__Task description__: Write the data out again exactly, with no pictures.

[Collected data]
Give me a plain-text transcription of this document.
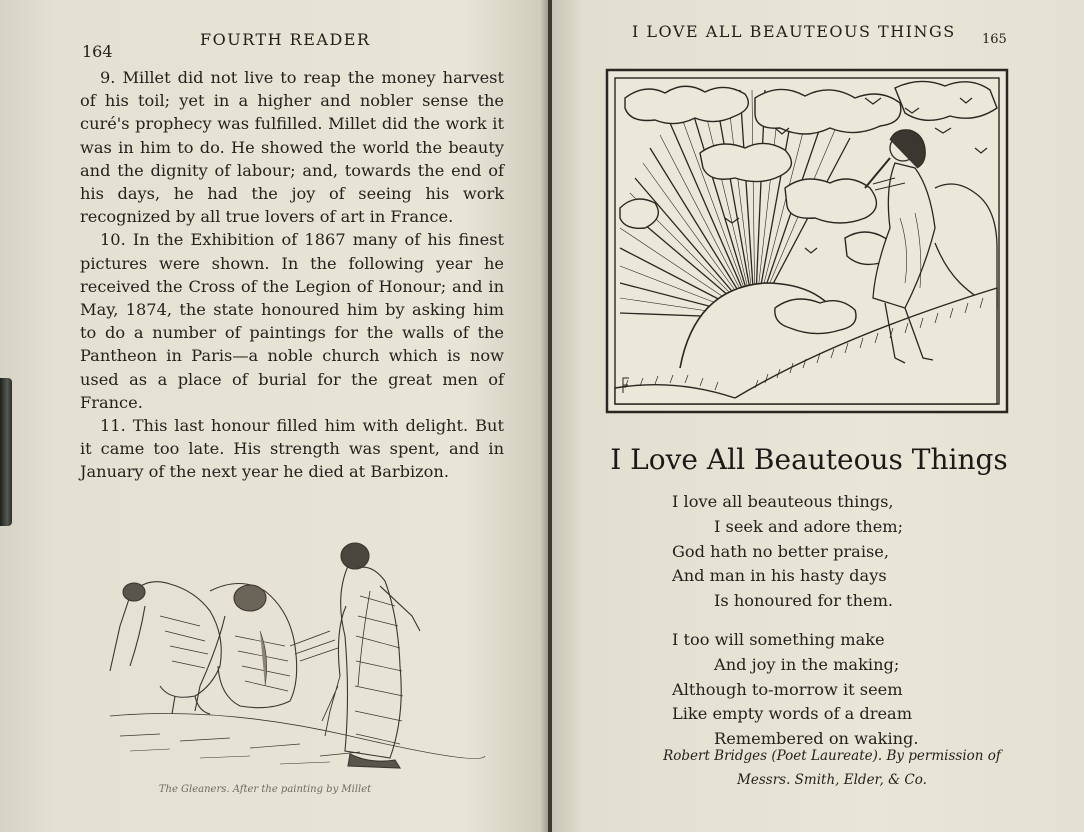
164
FOURTH READER

9. Millet did not live to reap the money harvest of his toil; yet in a higher and nobler sense the curé's prophecy was fulfilled. Millet did the work it was in him to do. He showed the world the beauty and the dignity of labour; and, towards the end of his days, he had the joy of seeing his work recognized by all true lovers of art in France.

10. In the Exhibition of 1867 many of his finest pictures were shown. In the following year he received the Cross of the Legion of Honour; and in May, 1874, the state honoured him by asking him to do a number of paintings for the walls of the Pantheon in Paris—a noble church which is now used as a place of burial for the great men of France.

11. This last honour filled him with delight. But it came too late. His strength was spent, and in January of the next year he died at Barbizon.

The Gleaners. After the painting by Millet
I LOVE ALL BEAUTEOUS THINGS 165
I Love All Beauteous Things
I love all beauteous things,
I seek and adore them;
God hath no better praise,
And man in his hasty days
Is honoured for them.
I too will something make
And joy in the making;
Although to-morrow it seem
Like empty words of a dream
Remembered on waking.
Robert Bridges (Poet Laureate). By permission of
Messrs. Smith, Elder, & Co.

__The completed task__:
Give me a plain-text transcription of this document.
164
FOURTH READER

9. Millet did not live to reap the money harvest of his toil; yet in a higher and nobler sense the curé's prophecy was fulfilled. Millet did the work it was in him to do. He showed the world the beauty and the dignity of labour; and, towards the end of his days, he had the joy of seeing his work recognized by all true lovers of art in France.

10. In the Exhibition of 1867 many of his finest pictures were shown. In the following year he received the Cross of the Legion of Honour; and in May, 1874, the state honoured him by asking him to do a number of paintings for the walls of the Pantheon in Paris—a noble church which is now used as a place of burial for the great men of France.

11. This last honour filled him with delight. But it came too late. His strength was spent, and in January of the next year he died at Barbizon.

The Gleaners. After the painting by Millet
I LOVE ALL BEAUTEOUS THINGS 165
I Love All Beauteous Things
I love all beauteous things,
I seek and adore them;
God hath no better praise,
And man in his hasty days
Is honoured for them.
I too will something make
And joy in the making;
Although to-morrow it seem
Like empty words of a dream
Remembered on waking.
Robert Bridges (Poet Laureate). By permission of
Messrs. Smith, Elder, & Co.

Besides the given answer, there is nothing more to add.